Collected data:
___
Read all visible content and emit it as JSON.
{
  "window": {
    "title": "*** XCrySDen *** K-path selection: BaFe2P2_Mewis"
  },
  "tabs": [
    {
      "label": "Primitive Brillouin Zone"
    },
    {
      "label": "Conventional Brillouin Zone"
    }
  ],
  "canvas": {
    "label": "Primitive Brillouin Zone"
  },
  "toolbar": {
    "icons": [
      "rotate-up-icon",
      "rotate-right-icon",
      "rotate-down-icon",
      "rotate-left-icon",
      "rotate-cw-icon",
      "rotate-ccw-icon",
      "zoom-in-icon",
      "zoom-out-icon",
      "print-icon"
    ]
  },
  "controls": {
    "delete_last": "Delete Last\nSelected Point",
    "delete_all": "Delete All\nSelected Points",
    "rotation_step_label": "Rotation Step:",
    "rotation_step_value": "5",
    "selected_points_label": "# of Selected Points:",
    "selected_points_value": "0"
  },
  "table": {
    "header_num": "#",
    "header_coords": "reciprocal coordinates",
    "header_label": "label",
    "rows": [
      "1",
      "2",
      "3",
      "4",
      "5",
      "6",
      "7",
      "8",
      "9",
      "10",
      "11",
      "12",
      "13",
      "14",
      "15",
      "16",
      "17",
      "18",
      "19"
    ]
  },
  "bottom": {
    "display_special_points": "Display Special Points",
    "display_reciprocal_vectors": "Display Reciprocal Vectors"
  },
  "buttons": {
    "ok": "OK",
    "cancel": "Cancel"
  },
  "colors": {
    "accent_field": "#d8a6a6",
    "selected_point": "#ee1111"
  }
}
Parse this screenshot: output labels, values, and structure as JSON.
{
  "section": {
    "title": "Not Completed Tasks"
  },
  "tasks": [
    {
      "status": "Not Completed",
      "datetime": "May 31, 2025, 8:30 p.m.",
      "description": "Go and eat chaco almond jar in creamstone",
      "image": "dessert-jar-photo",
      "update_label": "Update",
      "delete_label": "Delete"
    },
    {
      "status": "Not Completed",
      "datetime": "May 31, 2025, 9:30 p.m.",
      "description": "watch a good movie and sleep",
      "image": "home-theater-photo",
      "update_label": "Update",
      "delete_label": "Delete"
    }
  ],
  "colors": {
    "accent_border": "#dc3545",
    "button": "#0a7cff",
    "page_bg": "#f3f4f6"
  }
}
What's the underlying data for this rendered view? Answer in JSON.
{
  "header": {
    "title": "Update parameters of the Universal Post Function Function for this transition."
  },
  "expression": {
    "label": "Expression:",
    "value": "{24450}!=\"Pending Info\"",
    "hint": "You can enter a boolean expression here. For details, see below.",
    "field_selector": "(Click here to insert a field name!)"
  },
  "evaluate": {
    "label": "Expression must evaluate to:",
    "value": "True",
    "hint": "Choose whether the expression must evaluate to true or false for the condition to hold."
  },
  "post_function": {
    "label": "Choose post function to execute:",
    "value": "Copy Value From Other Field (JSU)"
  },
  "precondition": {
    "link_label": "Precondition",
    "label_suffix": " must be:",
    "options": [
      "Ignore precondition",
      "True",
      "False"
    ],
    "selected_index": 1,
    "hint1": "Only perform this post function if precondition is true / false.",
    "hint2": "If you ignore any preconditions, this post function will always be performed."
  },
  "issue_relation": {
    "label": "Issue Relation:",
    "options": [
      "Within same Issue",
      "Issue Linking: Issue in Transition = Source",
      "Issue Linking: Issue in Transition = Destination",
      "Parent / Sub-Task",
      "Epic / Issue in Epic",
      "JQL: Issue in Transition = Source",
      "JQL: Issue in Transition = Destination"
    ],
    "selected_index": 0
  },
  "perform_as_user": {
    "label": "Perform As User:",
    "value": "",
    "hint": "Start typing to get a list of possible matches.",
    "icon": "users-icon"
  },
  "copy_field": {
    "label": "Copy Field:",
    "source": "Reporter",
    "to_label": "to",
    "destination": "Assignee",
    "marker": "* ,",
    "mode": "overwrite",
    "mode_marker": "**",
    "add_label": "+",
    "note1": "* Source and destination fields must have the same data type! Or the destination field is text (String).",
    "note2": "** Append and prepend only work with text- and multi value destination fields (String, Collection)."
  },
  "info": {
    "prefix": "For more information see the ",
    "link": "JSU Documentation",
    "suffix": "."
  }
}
___
• Direction:
Each record above should be repeated exactly as it appears.

• Output for this exercise:
Read all visible content and emit it as JSON.
{
  "window": {
    "title": "*** XCrySDen *** K-path selection: BaFe2P2_Mewis"
  },
  "tabs": [
    {
      "label": "Primitive Brillouin Zone"
    },
    {
      "label": "Conventional Brillouin Zone"
    }
  ],
  "canvas": {
    "label": "Primitive Brillouin Zone"
  },
  "toolbar": {
    "icons": [
      "rotate-up-icon",
      "rotate-right-icon",
      "rotate-down-icon",
      "rotate-left-icon",
      "rotate-cw-icon",
      "rotate-ccw-icon",
      "zoom-in-icon",
      "zoom-out-icon",
      "print-icon"
    ]
  },
  "controls": {
    "delete_last": "Delete Last\nSelected Point",
    "delete_all": "Delete All\nSelected Points",
    "rotation_step_label": "Rotation Step:",
    "rotation_step_value": "5",
    "selected_points_label": "# of Selected Points:",
    "selected_points_value": "0"
  },
  "table": {
    "header_num": "#",
    "header_coords": "reciprocal coordinates",
    "header_label": "label",
    "rows": [
      "1",
      "2",
      "3",
      "4",
      "5",
      "6",
      "7",
      "8",
      "9",
      "10",
      "11",
      "12",
      "13",
      "14",
      "15",
      "16",
      "17",
      "18",
      "19"
    ]
  },
  "bottom": {
    "display_special_points": "Display Special Points",
    "display_reciprocal_vectors": "Display Reciprocal Vectors"
  },
  "buttons": {
    "ok": "OK",
    "cancel": "Cancel"
  },
  "colors": {
    "accent_field": "#d8a6a6",
    "selected_point": "#ee1111"
  }
}
Parse this screenshot: output labels, values, and structure as JSON.
{
  "section": {
    "title": "Not Completed Tasks"
  },
  "tasks": [
    {
      "status": "Not Completed",
      "datetime": "May 31, 2025, 8:30 p.m.",
      "description": "Go and eat chaco almond jar in creamstone",
      "image": "dessert-jar-photo",
      "update_label": "Update",
      "delete_label": "Delete"
    },
    {
      "status": "Not Completed",
      "datetime": "May 31, 2025, 9:30 p.m.",
      "description": "watch a good movie and sleep",
      "image": "home-theater-photo",
      "update_label": "Update",
      "delete_label": "Delete"
    }
  ],
  "colors": {
    "accent_border": "#dc3545",
    "button": "#0a7cff",
    "page_bg": "#f3f4f6"
  }
}
What's the underlying data for this rendered view? Answer in JSON.
{
  "header": {
    "title": "Update parameters of the Universal Post Function Function for this transition."
  },
  "expression": {
    "label": "Expression:",
    "value": "{24450}!=\"Pending Info\"",
    "hint": "You can enter a boolean expression here. For details, see below.",
    "field_selector": "(Click here to insert a field name!)"
  },
  "evaluate": {
    "label": "Expression must evaluate to:",
    "value": "True",
    "hint": "Choose whether the expression must evaluate to true or false for the condition to hold."
  },
  "post_function": {
    "label": "Choose post function to execute:",
    "value": "Copy Value From Other Field (JSU)"
  },
  "precondition": {
    "link_label": "Precondition",
    "label_suffix": " must be:",
    "options": [
      "Ignore precondition",
      "True",
      "False"
    ],
    "selected_index": 1,
    "hint1": "Only perform this post function if precondition is true / false.",
    "hint2": "If you ignore any preconditions, this post function will always be performed."
  },
  "issue_relation": {
    "label": "Issue Relation:",
    "options": [
      "Within same Issue",
      "Issue Linking: Issue in Transition = Source",
      "Issue Linking: Issue in Transition = Destination",
      "Parent / Sub-Task",
      "Epic / Issue in Epic",
      "JQL: Issue in Transition = Source",
      "JQL: Issue in Transition = Destination"
    ],
    "selected_index": 0
  },
  "perform_as_user": {
    "label": "Perform As User:",
    "value": "",
    "hint": "Start typing to get a list of possible matches.",
    "icon": "users-icon"
  },
  "copy_field": {
    "label": "Copy Field:",
    "source": "Reporter",
    "to_label": "to",
    "destination": "Assignee",
    "marker": "* ,",
    "mode": "overwrite",
    "mode_marker": "**",
    "add_label": "+",
    "note1": "* Source and destination fields must have the same data type! Or the destination field is text (String).",
    "note2": "** Append and prepend only work with text- and multi value destination fields (String, Collection)."
  },
  "info": {
    "prefix": "For more information see the ",
    "link": "JSU Documentation",
    "suffix": "."
  }
}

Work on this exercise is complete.